» PROVIDED MATERIAL:
_ _ _

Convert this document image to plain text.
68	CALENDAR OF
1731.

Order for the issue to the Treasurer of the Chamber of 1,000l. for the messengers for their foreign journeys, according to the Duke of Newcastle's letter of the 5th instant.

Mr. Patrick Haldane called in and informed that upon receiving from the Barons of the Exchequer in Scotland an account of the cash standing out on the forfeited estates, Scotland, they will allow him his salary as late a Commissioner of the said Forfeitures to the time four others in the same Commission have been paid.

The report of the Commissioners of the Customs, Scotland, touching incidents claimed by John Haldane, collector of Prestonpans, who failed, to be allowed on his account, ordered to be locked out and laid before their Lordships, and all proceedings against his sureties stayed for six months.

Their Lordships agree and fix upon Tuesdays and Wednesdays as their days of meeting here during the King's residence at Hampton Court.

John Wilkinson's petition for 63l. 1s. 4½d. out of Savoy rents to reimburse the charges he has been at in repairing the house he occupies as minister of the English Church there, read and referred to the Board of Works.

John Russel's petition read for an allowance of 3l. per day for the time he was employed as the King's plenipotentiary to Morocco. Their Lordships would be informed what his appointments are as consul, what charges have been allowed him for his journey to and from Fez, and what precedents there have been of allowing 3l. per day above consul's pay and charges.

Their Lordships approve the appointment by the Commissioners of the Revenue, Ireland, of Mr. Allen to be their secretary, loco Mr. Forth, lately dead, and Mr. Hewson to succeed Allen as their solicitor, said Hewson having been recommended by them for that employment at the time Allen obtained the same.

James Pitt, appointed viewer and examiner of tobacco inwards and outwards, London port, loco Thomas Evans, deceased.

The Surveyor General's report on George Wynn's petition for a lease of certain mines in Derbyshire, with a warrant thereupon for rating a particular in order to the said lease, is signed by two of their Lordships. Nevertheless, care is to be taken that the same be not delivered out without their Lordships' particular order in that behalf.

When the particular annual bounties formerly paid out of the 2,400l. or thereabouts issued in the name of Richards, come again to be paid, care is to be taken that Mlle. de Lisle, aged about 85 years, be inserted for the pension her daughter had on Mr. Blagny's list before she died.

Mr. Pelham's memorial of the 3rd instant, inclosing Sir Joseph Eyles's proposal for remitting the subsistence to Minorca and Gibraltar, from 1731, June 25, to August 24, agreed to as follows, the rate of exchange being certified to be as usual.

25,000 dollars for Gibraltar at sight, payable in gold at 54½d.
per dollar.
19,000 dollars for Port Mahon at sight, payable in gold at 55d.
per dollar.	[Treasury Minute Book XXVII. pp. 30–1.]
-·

_ _ _

» WHAT IS REQUIRED:
Look through the data above. Find each line with the string "have" and copy it.

» SOLUTION FOR THIS PROBLEM:
Mr. Patrick Haldane called in and informed that upon receiving from the Barons of the Exchequer in Scotland an account of the cash standing out on the forfeited estates, Scotland, they will allow him his salary as late a Commissioner of the said Forfeitures to the time four others in the same Commission have been paid.
John Russel's petition read for an allowance of 3l. per day for the time he was employed as the King's plenipotentiary to Morocco. Their Lordships would be informed what his appointments are as consul, what charges have been allowed him for his journey to and from Fez, and what precedents there have been of allowing 3l. per day above consul's pay and charges.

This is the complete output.